What the exercise asks: From the entries below, copy out every line with "icon" in it.

Records excerpted from a collection

☆ ☆ ☆ ☆

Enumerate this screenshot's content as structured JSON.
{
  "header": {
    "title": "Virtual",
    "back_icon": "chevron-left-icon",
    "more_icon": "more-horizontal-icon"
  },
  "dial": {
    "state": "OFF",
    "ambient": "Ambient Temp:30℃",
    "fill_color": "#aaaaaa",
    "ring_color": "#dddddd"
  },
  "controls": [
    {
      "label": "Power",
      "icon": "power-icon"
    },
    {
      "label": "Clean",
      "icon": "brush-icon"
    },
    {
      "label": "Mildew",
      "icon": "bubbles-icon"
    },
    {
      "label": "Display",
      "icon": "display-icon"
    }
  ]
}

☆ ☆ ☆ ☆

Exercise response:
    "back_icon": "chevron-left-icon",
    "more_icon": "more-horizontal-icon"
      "icon": "power-icon"
      "icon": "brush-icon"
      "icon": "bubbles-icon"
      "icon": "display-icon"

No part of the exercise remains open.